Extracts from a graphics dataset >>
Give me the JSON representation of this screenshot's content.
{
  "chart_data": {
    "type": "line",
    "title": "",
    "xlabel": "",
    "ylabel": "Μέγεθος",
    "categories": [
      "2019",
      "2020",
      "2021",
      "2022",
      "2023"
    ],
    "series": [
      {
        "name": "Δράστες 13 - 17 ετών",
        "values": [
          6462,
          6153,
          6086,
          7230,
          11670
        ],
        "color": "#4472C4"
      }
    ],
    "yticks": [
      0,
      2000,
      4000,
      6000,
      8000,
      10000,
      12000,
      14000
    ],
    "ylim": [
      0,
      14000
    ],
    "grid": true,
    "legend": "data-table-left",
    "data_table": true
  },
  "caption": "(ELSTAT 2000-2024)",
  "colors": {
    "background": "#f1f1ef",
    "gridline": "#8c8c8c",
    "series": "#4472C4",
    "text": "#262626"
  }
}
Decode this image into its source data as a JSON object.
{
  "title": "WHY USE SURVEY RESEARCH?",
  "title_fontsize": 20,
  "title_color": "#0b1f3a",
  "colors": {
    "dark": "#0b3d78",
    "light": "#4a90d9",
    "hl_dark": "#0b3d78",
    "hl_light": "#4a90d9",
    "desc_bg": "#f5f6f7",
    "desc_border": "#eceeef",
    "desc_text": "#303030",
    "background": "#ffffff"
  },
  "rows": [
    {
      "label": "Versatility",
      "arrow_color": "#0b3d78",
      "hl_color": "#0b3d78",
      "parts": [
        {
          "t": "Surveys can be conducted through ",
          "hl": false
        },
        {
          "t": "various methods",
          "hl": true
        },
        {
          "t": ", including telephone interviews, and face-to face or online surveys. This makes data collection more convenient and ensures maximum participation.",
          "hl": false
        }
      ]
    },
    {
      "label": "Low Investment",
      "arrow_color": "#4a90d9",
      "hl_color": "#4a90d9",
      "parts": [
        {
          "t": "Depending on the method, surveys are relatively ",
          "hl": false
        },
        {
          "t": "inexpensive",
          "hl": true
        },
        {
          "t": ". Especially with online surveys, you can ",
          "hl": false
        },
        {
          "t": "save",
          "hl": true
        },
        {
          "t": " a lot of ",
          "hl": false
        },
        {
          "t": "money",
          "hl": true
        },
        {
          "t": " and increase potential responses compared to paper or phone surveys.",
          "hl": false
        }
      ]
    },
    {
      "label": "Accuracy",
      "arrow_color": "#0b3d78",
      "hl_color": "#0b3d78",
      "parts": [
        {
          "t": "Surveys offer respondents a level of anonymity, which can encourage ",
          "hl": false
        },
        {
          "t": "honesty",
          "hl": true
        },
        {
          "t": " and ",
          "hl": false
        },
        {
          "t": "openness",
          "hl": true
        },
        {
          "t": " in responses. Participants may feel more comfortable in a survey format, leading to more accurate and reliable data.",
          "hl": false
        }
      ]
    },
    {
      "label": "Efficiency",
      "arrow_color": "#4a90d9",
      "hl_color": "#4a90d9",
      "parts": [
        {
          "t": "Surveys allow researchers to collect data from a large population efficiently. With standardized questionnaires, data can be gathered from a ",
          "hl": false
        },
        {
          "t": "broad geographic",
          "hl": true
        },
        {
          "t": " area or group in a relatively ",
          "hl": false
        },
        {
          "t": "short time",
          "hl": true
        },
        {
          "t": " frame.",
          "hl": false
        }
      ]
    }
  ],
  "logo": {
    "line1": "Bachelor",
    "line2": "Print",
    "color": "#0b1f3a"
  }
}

DO THIS >> Above are some records. Report the number of their lines that include "online", and add nothing else.

EXPECTED ANSWER >> 2